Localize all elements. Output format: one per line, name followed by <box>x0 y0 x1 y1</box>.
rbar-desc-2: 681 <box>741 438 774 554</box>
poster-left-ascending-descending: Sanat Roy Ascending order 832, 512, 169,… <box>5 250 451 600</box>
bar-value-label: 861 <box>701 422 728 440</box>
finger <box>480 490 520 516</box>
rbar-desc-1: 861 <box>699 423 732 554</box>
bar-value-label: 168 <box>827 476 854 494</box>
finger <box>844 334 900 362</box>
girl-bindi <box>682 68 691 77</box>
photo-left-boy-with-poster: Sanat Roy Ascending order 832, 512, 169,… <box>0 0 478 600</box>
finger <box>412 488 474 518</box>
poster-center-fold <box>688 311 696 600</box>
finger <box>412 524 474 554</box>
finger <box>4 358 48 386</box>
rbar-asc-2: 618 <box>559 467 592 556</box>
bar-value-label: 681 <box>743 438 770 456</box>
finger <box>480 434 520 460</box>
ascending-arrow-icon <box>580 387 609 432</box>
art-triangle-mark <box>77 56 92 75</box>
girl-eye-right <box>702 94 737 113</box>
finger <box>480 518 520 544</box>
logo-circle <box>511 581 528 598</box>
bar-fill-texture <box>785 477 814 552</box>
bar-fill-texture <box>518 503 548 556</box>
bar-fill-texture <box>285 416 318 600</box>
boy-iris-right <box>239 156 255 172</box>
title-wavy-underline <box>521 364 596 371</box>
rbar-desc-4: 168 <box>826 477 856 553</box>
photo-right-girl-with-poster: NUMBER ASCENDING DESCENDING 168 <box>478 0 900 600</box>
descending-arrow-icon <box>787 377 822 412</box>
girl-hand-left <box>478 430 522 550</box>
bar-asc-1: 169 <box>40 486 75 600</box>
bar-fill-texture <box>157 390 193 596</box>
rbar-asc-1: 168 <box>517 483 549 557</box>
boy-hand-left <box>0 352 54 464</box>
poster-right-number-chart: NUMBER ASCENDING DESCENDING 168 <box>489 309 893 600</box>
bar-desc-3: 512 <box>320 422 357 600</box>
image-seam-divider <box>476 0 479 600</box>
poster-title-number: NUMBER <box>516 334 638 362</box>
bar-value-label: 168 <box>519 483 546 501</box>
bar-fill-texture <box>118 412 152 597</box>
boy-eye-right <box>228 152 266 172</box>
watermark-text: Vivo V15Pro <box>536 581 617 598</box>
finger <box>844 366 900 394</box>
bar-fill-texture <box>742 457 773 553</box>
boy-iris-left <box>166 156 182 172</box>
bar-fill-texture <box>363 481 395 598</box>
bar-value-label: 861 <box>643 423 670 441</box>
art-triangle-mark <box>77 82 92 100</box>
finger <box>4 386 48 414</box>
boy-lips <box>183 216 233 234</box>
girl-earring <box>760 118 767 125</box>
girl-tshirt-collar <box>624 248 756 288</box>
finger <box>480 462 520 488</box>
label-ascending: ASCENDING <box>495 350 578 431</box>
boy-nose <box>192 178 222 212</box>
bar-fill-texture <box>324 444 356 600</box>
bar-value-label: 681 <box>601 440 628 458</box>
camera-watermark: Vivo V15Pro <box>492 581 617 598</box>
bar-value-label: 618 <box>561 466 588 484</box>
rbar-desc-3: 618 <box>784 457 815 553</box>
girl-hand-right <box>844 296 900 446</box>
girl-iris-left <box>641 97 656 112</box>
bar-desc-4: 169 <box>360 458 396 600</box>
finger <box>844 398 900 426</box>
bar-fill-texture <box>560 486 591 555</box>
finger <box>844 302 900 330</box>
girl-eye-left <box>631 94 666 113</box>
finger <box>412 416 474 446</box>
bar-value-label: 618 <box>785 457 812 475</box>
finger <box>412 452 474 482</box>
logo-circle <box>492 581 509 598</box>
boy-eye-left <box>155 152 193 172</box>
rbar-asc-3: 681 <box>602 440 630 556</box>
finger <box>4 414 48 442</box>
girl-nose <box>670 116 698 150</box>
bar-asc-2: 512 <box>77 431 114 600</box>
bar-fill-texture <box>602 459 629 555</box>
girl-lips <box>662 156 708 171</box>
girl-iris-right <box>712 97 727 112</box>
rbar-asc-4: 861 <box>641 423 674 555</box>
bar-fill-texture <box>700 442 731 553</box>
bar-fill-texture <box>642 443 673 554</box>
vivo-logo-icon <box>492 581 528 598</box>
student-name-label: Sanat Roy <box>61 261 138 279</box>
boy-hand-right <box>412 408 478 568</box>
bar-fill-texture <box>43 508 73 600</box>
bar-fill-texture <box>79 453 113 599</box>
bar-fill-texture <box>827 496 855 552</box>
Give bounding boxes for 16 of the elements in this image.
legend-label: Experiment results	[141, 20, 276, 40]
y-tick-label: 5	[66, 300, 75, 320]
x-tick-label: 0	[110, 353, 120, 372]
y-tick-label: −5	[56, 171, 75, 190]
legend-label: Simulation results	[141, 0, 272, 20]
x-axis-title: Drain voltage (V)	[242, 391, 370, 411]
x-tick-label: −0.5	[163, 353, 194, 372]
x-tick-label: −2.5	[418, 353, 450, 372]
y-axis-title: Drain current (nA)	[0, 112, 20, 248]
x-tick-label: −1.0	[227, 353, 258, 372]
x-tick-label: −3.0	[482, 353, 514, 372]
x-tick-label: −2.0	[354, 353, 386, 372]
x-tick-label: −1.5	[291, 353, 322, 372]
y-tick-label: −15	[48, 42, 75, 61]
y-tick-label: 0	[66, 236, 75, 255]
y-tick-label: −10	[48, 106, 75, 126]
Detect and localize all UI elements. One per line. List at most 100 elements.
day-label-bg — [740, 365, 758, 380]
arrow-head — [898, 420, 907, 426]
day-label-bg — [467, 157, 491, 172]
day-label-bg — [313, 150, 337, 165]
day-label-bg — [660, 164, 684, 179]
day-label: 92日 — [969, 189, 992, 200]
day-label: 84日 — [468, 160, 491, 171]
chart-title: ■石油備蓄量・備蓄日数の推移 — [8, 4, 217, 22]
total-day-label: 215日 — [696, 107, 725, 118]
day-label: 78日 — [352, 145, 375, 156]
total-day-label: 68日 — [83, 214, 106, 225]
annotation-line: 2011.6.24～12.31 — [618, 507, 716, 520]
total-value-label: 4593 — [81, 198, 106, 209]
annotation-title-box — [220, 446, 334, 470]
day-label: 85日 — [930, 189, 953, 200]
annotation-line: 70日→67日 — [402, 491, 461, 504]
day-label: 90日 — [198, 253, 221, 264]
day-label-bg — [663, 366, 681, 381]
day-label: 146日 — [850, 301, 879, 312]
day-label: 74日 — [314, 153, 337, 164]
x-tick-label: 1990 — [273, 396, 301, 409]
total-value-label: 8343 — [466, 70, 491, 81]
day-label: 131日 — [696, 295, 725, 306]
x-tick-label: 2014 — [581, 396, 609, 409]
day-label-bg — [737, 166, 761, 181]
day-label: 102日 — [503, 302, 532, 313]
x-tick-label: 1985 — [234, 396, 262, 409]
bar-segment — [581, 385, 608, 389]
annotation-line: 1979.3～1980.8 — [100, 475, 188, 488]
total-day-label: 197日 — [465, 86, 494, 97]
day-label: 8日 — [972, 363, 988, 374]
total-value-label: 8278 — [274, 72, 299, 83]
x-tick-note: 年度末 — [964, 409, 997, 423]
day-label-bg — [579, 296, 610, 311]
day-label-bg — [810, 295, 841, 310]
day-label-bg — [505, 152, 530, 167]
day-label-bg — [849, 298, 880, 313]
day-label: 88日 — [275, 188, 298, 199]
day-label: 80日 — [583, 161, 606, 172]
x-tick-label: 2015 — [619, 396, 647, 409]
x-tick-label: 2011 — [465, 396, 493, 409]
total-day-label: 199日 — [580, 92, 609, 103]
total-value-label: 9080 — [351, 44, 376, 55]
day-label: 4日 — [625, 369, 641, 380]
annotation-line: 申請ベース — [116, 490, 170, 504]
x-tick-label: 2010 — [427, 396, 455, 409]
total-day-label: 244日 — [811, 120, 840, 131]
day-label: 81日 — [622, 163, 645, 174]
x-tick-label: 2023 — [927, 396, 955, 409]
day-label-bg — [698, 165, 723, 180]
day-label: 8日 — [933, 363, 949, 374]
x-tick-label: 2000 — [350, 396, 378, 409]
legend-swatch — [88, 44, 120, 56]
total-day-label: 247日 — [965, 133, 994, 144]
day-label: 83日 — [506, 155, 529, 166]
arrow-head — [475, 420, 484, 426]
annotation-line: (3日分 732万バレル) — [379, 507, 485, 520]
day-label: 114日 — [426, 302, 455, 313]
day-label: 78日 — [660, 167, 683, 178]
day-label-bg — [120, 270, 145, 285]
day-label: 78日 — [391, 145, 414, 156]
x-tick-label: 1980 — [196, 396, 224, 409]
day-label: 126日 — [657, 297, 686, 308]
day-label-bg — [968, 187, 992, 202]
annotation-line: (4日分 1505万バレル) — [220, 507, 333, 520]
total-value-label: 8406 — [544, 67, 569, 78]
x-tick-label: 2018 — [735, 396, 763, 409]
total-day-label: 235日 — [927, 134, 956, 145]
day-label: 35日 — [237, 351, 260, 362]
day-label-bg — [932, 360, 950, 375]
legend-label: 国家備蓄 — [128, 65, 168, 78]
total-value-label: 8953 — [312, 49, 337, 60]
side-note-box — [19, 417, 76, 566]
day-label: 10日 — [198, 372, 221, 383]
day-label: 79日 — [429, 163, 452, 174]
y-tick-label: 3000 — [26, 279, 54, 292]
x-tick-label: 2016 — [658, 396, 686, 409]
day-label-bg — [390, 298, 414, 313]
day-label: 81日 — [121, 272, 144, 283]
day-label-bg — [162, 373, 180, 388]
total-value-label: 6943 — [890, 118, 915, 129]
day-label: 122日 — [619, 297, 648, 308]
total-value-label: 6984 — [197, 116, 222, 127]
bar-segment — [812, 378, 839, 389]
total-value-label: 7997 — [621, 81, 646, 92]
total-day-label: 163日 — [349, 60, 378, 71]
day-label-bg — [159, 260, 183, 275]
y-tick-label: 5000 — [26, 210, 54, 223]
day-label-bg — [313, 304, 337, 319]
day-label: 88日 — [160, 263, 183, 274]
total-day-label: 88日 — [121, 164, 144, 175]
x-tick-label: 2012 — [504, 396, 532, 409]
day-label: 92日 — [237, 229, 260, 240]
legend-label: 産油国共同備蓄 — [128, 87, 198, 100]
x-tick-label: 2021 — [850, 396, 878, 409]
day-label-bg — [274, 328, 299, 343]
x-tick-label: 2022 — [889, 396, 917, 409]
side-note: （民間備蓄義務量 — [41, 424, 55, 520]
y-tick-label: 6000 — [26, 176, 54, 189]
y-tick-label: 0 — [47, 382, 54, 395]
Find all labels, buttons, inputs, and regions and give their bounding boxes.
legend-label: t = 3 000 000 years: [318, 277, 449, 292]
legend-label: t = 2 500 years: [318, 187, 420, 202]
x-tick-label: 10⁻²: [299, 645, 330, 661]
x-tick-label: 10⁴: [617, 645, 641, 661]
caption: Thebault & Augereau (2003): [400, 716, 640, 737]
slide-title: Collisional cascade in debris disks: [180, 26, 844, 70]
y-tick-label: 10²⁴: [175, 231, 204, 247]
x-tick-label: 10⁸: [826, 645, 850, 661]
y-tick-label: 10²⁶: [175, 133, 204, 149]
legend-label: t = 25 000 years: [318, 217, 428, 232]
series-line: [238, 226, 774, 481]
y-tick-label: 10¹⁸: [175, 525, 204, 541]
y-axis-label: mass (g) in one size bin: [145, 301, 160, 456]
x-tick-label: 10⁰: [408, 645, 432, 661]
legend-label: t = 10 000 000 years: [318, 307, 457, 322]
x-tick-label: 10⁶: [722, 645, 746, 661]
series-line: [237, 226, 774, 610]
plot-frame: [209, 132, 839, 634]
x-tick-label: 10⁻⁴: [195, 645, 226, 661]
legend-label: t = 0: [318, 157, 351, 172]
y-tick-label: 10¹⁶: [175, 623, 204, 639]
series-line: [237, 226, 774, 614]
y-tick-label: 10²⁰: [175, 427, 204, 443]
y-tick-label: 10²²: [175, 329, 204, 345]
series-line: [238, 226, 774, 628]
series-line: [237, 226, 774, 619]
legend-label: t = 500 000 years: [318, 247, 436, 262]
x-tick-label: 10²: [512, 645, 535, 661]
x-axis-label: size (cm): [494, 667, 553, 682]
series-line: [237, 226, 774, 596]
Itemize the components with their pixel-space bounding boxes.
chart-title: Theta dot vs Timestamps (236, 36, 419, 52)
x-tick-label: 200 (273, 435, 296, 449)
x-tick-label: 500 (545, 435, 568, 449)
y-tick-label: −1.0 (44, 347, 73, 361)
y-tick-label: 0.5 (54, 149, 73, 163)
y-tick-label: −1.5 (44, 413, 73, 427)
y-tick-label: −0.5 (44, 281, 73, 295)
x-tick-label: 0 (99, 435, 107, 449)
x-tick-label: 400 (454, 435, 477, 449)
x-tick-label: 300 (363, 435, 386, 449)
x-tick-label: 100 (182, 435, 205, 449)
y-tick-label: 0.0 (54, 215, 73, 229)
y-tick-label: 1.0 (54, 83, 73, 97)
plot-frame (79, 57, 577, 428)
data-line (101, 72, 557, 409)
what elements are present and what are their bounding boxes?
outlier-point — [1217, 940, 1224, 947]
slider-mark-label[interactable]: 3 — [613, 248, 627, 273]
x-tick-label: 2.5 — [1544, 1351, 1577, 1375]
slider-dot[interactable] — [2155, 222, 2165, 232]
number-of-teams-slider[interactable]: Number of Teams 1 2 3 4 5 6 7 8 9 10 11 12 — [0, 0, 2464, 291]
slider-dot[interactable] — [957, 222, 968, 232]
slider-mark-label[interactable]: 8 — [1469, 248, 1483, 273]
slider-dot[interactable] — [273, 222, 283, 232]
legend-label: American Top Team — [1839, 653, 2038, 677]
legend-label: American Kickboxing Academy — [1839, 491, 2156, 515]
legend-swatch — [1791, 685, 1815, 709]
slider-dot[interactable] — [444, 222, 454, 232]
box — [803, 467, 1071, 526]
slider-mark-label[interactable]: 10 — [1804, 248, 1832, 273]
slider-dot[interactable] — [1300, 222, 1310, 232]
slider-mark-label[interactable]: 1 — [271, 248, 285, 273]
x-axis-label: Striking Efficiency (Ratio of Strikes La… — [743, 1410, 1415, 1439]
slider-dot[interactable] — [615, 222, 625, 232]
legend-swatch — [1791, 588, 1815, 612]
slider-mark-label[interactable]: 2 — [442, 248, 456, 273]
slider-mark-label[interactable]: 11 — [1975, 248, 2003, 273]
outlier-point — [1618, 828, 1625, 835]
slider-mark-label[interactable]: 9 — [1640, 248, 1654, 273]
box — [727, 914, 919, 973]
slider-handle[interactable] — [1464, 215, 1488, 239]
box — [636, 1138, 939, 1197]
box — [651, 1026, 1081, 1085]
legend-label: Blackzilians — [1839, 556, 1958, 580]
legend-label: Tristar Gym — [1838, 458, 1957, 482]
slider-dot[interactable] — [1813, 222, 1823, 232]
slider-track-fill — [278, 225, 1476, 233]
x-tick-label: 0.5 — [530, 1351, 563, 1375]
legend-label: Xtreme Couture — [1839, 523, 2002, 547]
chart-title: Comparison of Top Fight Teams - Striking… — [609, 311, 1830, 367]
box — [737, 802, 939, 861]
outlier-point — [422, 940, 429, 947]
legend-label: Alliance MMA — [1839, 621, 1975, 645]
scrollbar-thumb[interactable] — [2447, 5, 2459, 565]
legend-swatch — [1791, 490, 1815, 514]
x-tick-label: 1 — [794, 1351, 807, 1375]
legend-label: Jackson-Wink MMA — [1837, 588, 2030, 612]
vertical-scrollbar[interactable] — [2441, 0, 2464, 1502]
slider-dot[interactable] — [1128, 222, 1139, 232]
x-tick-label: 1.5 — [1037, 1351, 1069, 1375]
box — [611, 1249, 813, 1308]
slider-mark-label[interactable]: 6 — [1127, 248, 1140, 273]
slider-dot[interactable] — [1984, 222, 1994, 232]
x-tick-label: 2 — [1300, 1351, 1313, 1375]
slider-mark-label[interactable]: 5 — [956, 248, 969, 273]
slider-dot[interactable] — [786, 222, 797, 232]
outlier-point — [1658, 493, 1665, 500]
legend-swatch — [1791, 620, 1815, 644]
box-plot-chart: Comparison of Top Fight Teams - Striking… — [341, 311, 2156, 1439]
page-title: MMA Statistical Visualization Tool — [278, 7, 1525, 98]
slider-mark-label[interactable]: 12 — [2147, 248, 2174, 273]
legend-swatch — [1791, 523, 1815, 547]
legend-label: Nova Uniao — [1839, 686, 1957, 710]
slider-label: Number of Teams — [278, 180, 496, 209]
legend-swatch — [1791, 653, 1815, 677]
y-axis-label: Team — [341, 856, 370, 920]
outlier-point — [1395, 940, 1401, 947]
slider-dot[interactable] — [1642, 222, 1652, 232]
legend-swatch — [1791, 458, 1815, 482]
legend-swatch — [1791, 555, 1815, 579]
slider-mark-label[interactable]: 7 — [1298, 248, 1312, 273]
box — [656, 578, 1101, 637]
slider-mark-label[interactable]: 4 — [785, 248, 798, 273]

> **TASK GOAL**
Pick out every line in the records above that contains the string "watermark", matching case exactly, and copy each one.

> **THE REPLY**
watermark-text: Vivo V15Pro <box>536 581 617 598</box>
camera-watermark: Vivo V15Pro <box>492 581 617 598</box>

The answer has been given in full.